WHAT THE EXERCISE ASKS ->
Write out every entry exactly as it appears.

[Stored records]

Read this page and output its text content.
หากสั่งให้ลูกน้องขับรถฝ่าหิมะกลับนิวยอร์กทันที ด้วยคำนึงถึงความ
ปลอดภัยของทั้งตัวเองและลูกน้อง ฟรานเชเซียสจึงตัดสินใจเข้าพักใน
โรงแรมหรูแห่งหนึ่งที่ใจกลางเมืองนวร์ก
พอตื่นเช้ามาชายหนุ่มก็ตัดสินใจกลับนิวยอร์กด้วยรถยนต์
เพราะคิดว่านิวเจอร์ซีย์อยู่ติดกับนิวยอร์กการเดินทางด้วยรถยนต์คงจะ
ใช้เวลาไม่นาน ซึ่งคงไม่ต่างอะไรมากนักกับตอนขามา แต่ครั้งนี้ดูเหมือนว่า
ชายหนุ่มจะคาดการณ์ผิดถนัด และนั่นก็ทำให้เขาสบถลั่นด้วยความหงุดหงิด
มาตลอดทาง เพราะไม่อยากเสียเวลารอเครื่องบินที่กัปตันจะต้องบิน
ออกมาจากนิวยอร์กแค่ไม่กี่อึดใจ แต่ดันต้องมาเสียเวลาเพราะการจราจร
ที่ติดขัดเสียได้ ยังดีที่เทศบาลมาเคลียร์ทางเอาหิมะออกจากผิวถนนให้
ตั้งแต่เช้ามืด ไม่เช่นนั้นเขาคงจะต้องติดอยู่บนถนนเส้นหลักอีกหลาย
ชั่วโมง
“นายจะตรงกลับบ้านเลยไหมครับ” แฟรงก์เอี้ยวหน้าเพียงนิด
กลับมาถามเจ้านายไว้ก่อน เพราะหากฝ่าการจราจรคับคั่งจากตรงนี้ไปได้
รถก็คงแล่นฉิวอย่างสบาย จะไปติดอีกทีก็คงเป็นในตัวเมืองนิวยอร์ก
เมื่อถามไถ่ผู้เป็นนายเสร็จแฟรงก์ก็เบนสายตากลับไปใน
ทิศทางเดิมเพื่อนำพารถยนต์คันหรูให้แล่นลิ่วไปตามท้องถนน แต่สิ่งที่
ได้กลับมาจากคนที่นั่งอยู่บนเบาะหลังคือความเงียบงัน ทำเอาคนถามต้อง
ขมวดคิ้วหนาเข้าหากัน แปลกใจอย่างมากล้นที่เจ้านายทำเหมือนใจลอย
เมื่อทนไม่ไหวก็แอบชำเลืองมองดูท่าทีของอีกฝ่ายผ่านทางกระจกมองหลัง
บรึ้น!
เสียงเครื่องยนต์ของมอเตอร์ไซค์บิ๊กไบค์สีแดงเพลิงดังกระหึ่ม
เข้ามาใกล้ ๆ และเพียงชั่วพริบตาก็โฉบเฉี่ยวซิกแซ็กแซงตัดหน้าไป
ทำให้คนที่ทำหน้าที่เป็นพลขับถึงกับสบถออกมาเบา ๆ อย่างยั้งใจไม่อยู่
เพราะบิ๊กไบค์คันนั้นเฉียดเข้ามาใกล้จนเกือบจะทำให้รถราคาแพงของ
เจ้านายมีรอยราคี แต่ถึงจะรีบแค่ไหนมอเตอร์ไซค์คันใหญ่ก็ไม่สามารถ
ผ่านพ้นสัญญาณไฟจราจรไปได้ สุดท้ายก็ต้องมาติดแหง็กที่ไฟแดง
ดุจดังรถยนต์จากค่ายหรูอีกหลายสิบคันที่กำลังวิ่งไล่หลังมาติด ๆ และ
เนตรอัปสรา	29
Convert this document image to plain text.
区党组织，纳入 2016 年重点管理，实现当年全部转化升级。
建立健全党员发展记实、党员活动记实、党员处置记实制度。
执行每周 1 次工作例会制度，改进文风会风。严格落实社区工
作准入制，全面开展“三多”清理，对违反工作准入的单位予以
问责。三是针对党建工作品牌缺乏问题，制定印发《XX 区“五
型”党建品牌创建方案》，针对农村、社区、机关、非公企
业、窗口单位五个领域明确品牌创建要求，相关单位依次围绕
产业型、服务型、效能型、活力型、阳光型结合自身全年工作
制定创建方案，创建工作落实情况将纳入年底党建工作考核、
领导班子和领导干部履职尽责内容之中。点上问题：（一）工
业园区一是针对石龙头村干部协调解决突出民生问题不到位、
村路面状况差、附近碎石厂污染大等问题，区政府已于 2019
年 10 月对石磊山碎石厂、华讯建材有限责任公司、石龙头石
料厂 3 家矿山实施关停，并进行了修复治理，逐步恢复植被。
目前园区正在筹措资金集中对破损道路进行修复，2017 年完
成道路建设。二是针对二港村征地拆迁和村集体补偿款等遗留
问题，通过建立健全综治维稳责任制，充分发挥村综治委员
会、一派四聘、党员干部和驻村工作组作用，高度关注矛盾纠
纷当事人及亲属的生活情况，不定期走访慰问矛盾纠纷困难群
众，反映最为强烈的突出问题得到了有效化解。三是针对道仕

CORRECT RESULT ->
Read this page and output its text content.
หากสั่งให้ลูกน้องขับรถฝ่าหิมะกลับนิวยอร์กทันที ด้วยคำนึงถึงความ
ปลอดภัยของทั้งตัวเองและลูกน้อง ฟรานเชเซียสจึงตัดสินใจเข้าพักใน
โรงแรมหรูแห่งหนึ่งที่ใจกลางเมืองนวร์ก
พอตื่นเช้ามาชายหนุ่มก็ตัดสินใจกลับนิวยอร์กด้วยรถยนต์
เพราะคิดว่านิวเจอร์ซีย์อยู่ติดกับนิวยอร์กการเดินทางด้วยรถยนต์คงจะ
ใช้เวลาไม่นาน ซึ่งคงไม่ต่างอะไรมากนักกับตอนขามา แต่ครั้งนี้ดูเหมือนว่า
ชายหนุ่มจะคาดการณ์ผิดถนัด และนั่นก็ทำให้เขาสบถลั่นด้วยความหงุดหงิด
มาตลอดทาง เพราะไม่อยากเสียเวลารอเครื่องบินที่กัปตันจะต้องบิน
ออกมาจากนิวยอร์กแค่ไม่กี่อึดใจ แต่ดันต้องมาเสียเวลาเพราะการจราจร
ที่ติดขัดเสียได้ ยังดีที่เทศบาลมาเคลียร์ทางเอาหิมะออกจากผิวถนนให้
ตั้งแต่เช้ามืด ไม่เช่นนั้นเขาคงจะต้องติดอยู่บนถนนเส้นหลักอีกหลาย
ชั่วโมง
“นายจะตรงกลับบ้านเลยไหมครับ” แฟรงก์เอี้ยวหน้าเพียงนิด
กลับมาถามเจ้านายไว้ก่อน เพราะหากฝ่าการจราจรคับคั่งจากตรงนี้ไปได้
รถก็คงแล่นฉิวอย่างสบาย จะไปติดอีกทีก็คงเป็นในตัวเมืองนิวยอร์ก
เมื่อถามไถ่ผู้เป็นนายเสร็จแฟรงก์ก็เบนสายตากลับไปใน
ทิศทางเดิมเพื่อนำพารถยนต์คันหรูให้แล่นลิ่วไปตามท้องถนน แต่สิ่งที่
ได้กลับมาจากคนที่นั่งอยู่บนเบาะหลังคือความเงียบงัน ทำเอาคนถามต้อง
ขมวดคิ้วหนาเข้าหากัน แปลกใจอย่างมากล้นที่เจ้านายทำเหมือนใจลอย
เมื่อทนไม่ไหวก็แอบชำเลืองมองดูท่าทีของอีกฝ่ายผ่านทางกระจกมองหลัง
บรึ้น!
เสียงเครื่องยนต์ของมอเตอร์ไซค์บิ๊กไบค์สีแดงเพลิงดังกระหึ่ม
เข้ามาใกล้ ๆ และเพียงชั่วพริบตาก็โฉบเฉี่ยวซิกแซ็กแซงตัดหน้าไป
ทำให้คนที่ทำหน้าที่เป็นพลขับถึงกับสบถออกมาเบา ๆ อย่างยั้งใจไม่อยู่
เพราะบิ๊กไบค์คันนั้นเฉียดเข้ามาใกล้จนเกือบจะทำให้รถราคาแพงของ
เจ้านายมีรอยราคี แต่ถึงจะรีบแค่ไหนมอเตอร์ไซค์คันใหญ่ก็ไม่สามารถ
ผ่านพ้นสัญญาณไฟจราจรไปได้ สุดท้ายก็ต้องมาติดแหง็กที่ไฟแดง
ดุจดังรถยนต์จากค่ายหรูอีกหลายสิบคันที่กำลังวิ่งไล่หลังมาติด ๆ และ
เนตรอัปสรา	29
Convert this document image to plain text.
区党组织，纳入 2016 年重点管理，实现当年全部转化升级。
建立健全党员发展记实、党员活动记实、党员处置记实制度。
执行每周 1 次工作例会制度，改进文风会风。严格落实社区工
作准入制，全面开展“三多”清理，对违反工作准入的单位予以
问责。三是针对党建工作品牌缺乏问题，制定印发《XX 区“五
型”党建品牌创建方案》，针对农村、社区、机关、非公企
业、窗口单位五个领域明确品牌创建要求，相关单位依次围绕
产业型、服务型、效能型、活力型、阳光型结合自身全年工作
制定创建方案，创建工作落实情况将纳入年底党建工作考核、
领导班子和领导干部履职尽责内容之中。点上问题：（一）工
业园区一是针对石龙头村干部协调解决突出民生问题不到位、
村路面状况差、附近碎石厂污染大等问题，区政府已于 2019
年 10 月对石磊山碎石厂、华讯建材有限责任公司、石龙头石
料厂 3 家矿山实施关停，并进行了修复治理，逐步恢复植被。
目前园区正在筹措资金集中对破损道路进行修复，2017 年完
成道路建设。二是针对二港村征地拆迁和村集体补偿款等遗留
问题，通过建立健全综治维稳责任制，充分发挥村综治委员
会、一派四聘、党员干部和驻村工作组作用，高度关注矛盾纠
纷当事人及亲属的生活情况，不定期走访慰问矛盾纠纷困难群
众，反映最为强烈的突出问题得到了有效化解。三是针对道仕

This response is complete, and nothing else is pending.